* [Data for this task]:
◇ ◇ ◇ ◇ ◇ ◇ ◇

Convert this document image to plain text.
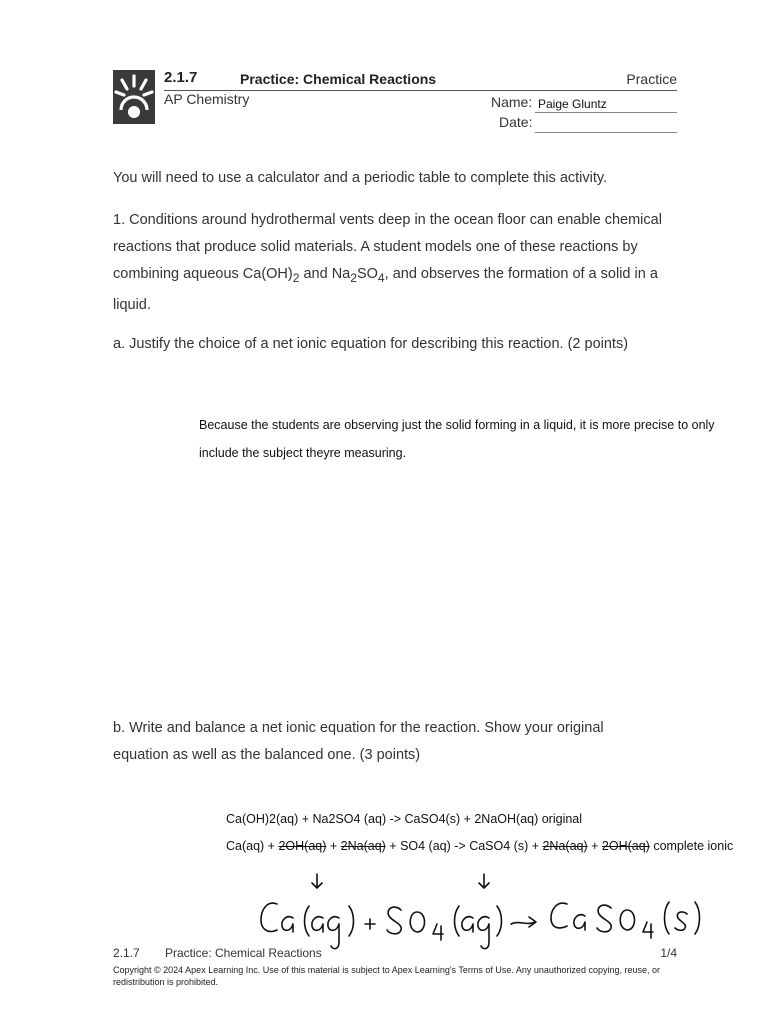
2.1.7	Practice: Chemical Reactions	Practice
AP Chemistry	Name: Paige Gluntz
Date:
You will need to use a calculator and a periodic table to complete this activity.
1. Conditions around hydrothermal vents deep in the ocean floor can enable chemical reactions that produce solid materials. A student models one of these reactions by combining aqueous $Ca(OH)_2$ and $Na_2SO_4$, and observes the formation of a solid in a liquid.
a. Justify the choice of a net ionic equation for describing this reaction. (2 points)
Because the students are observing just the solid forming in a liquid, it is more precise to only include the subject theyre measuring.
b. Write and balance a net ionic equation for the reaction. Show your original equation as well as the balanced one. (3 points)
Ca(OH)2(aq) + Na2SO4 (aq) -> CaSO4(s) + 2NaOH(aq) original
Ca(aq) + 2OH(aq) + 2Na(aq) + SO4 (aq) -> CaSO4 (s) + 2Na(aq) + 2OH(aq) complete ionic
2.1.7 Practice: Chemical Reactions	1/4
Copyright © 2024 Apex Learning Inc. Use of this material is subject to Apex Learning's Terms of Use. Any unauthorized copying, reuse, or redistribution is prohibited.
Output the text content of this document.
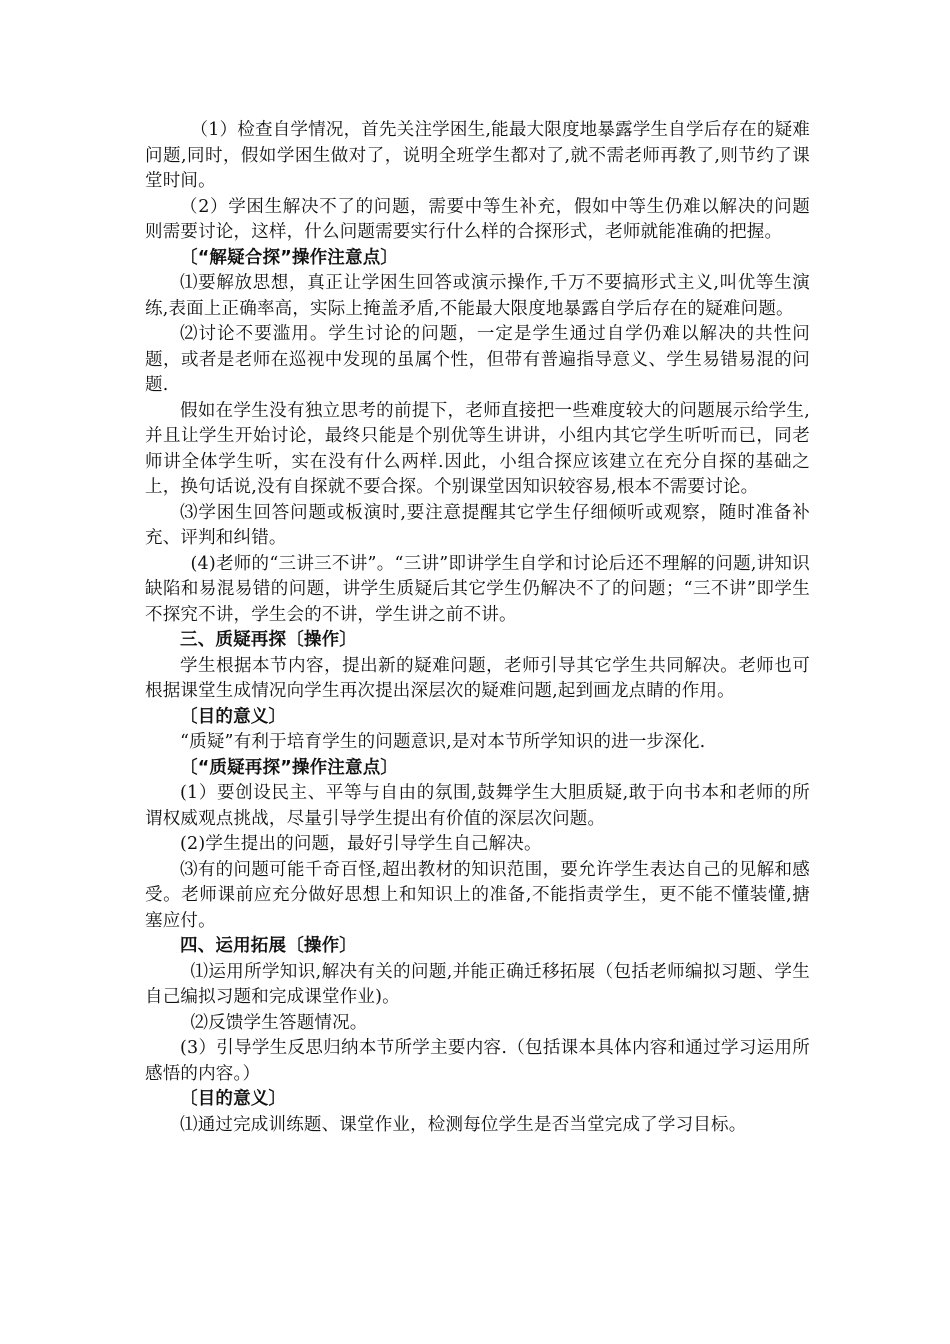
（1）检查自学情况，首先关注学困生,能最大限度地暴露学生自学后存在的疑难问题,同时，假如学困生做对了，说明全班学生都对了,就不需老师再教了,则节约了课堂时间。

（2）学困生解决不了的问题，需要中等生补充，假如中等生仍难以解决的问题则需要讨论，这样，什么问题需要实行什么样的合探形式，老师就能准确的把握。

〔“解疑合探”操作注意点〕

⑴要解放思想，真正让学困生回答或演示操作,千万不要搞形式主义,叫优等生演练,表面上正确率高，实际上掩盖矛盾,不能最大限度地暴露自学后存在的疑难问题。

⑵讨论不要滥用。学生讨论的问题，一定是学生通过自学仍难以解决的共性问题，或者是老师在巡视中发现的虽属个性，但带有普遍指导意义、学生易错易混的问题.

假如在学生没有独立思考的前提下，老师直接把一些难度较大的问题展示给学生,并且让学生开始讨论，最终只能是个别优等生讲讲，小组内其它学生听听而已，同老师讲全体学生听，实在没有什么两样.因此，小组合探应该建立在充分自探的基础之上，换句话说,没有自探就不要合探。个别课堂因知识较容易,根本不需要讨论。

⑶学困生回答问题或板演时,要注意提醒其它学生仔细倾听或观察，随时准备补充、评判和纠错。

(4)老师的“三讲三不讲”。“三讲”即讲学生自学和讨论后还不理解的问题,讲知识缺陷和易混易错的问题，讲学生质疑后其它学生仍解决不了的问题；“三不讲”即学生不探究不讲，学生会的不讲，学生讲之前不讲。

三、质疑再探〔操作〕

学生根据本节内容，提出新的疑难问题，老师引导其它学生共同解决。老师也可根据课堂生成情况向学生再次提出深层次的疑难问题,起到画龙点睛的作用。

〔目的意义〕

“质疑”有利于培育学生的问题意识,是对本节所学知识的进一步深化.

〔“质疑再探”操作注意点〕

(1）要创设民主、平等与自由的氛围,鼓舞学生大胆质疑,敢于向书本和老师的所谓权威观点挑战，尽量引导学生提出有价值的深层次问题。

(2)学生提出的问题，最好引导学生自己解决。

⑶有的问题可能千奇百怪,超出教材的知识范围，要允许学生表达自己的见解和感受。老师课前应充分做好思想上和知识上的准备,不能指责学生，更不能不懂装懂,搪塞应付。

四、运用拓展〔操作〕

⑴运用所学知识,解决有关的问题,并能正确迁移拓展（包括老师编拟习题、学生自己编拟习题和完成课堂作业)。

⑵反馈学生答题情况。

(3）引导学生反思归纳本节所学主要内容.（包括课本具体内容和通过学习运用所感悟的内容。）

〔目的意义〕

⑴通过完成训练题、课堂作业，检测每位学生是否当堂完成了学习目标。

◇ ◇ ◇ ◇ ◇ ◇ ◇

* [What to produce]:
Print the full listing exactly, dropping the pictures.

* [The reply]:
Convert this document image to plain text.
2.1.7	Practice: Chemical Reactions	Practice
AP Chemistry	Name: Paige Gluntz
Date:
You will need to use a calculator and a periodic table to complete this activity.
1. Conditions around hydrothermal vents deep in the ocean floor can enable chemical reactions that produce solid materials. A student models one of these reactions by combining aqueous $Ca(OH)_2$ and $Na_2SO_4$, and observes the formation of a solid in a liquid.
a. Justify the choice of a net ionic equation for describing this reaction. (2 points)
Because the students are observing just the solid forming in a liquid, it is more precise to only include the subject theyre measuring.
b. Write and balance a net ionic equation for the reaction. Show your original equation as well as the balanced one. (3 points)
Ca(OH)2(aq) + Na2SO4 (aq) -> CaSO4(s) + 2NaOH(aq) original
Ca(aq) + 2OH(aq) + 2Na(aq) + SO4 (aq) -> CaSO4 (s) + 2Na(aq) + 2OH(aq) complete ionic
2.1.7 Practice: Chemical Reactions	1/4
Copyright © 2024 Apex Learning Inc. Use of this material is subject to Apex Learning's Terms of Use. Any unauthorized copying, reuse, or redistribution is prohibited.
Output the text content of this document.
（1）检查自学情况，首先关注学困生,能最大限度地暴露学生自学后存在的疑难问题,同时，假如学困生做对了，说明全班学生都对了,就不需老师再教了,则节约了课堂时间。

（2）学困生解决不了的问题，需要中等生补充，假如中等生仍难以解决的问题则需要讨论，这样，什么问题需要实行什么样的合探形式，老师就能准确的把握。

〔“解疑合探”操作注意点〕

⑴要解放思想，真正让学困生回答或演示操作,千万不要搞形式主义,叫优等生演练,表面上正确率高，实际上掩盖矛盾,不能最大限度地暴露自学后存在的疑难问题。

⑵讨论不要滥用。学生讨论的问题，一定是学生通过自学仍难以解决的共性问题，或者是老师在巡视中发现的虽属个性，但带有普遍指导意义、学生易错易混的问题.

假如在学生没有独立思考的前提下，老师直接把一些难度较大的问题展示给学生,并且让学生开始讨论，最终只能是个别优等生讲讲，小组内其它学生听听而已，同老师讲全体学生听，实在没有什么两样.因此，小组合探应该建立在充分自探的基础之上，换句话说,没有自探就不要合探。个别课堂因知识较容易,根本不需要讨论。

⑶学困生回答问题或板演时,要注意提醒其它学生仔细倾听或观察，随时准备补充、评判和纠错。

(4)老师的“三讲三不讲”。“三讲”即讲学生自学和讨论后还不理解的问题,讲知识缺陷和易混易错的问题，讲学生质疑后其它学生仍解决不了的问题；“三不讲”即学生不探究不讲，学生会的不讲，学生讲之前不讲。

三、质疑再探〔操作〕

学生根据本节内容，提出新的疑难问题，老师引导其它学生共同解决。老师也可根据课堂生成情况向学生再次提出深层次的疑难问题,起到画龙点睛的作用。

〔目的意义〕

“质疑”有利于培育学生的问题意识,是对本节所学知识的进一步深化.

〔“质疑再探”操作注意点〕

(1）要创设民主、平等与自由的氛围,鼓舞学生大胆质疑,敢于向书本和老师的所谓权威观点挑战，尽量引导学生提出有价值的深层次问题。

(2)学生提出的问题，最好引导学生自己解决。

⑶有的问题可能千奇百怪,超出教材的知识范围，要允许学生表达自己的见解和感受。老师课前应充分做好思想上和知识上的准备,不能指责学生，更不能不懂装懂,搪塞应付。

四、运用拓展〔操作〕

⑴运用所学知识,解决有关的问题,并能正确迁移拓展（包括老师编拟习题、学生自己编拟习题和完成课堂作业)。

⑵反馈学生答题情况。

(3）引导学生反思归纳本节所学主要内容.（包括课本具体内容和通过学习运用所感悟的内容。）

〔目的意义〕

⑴通过完成训练题、课堂作业，检测每位学生是否当堂完成了学习目标。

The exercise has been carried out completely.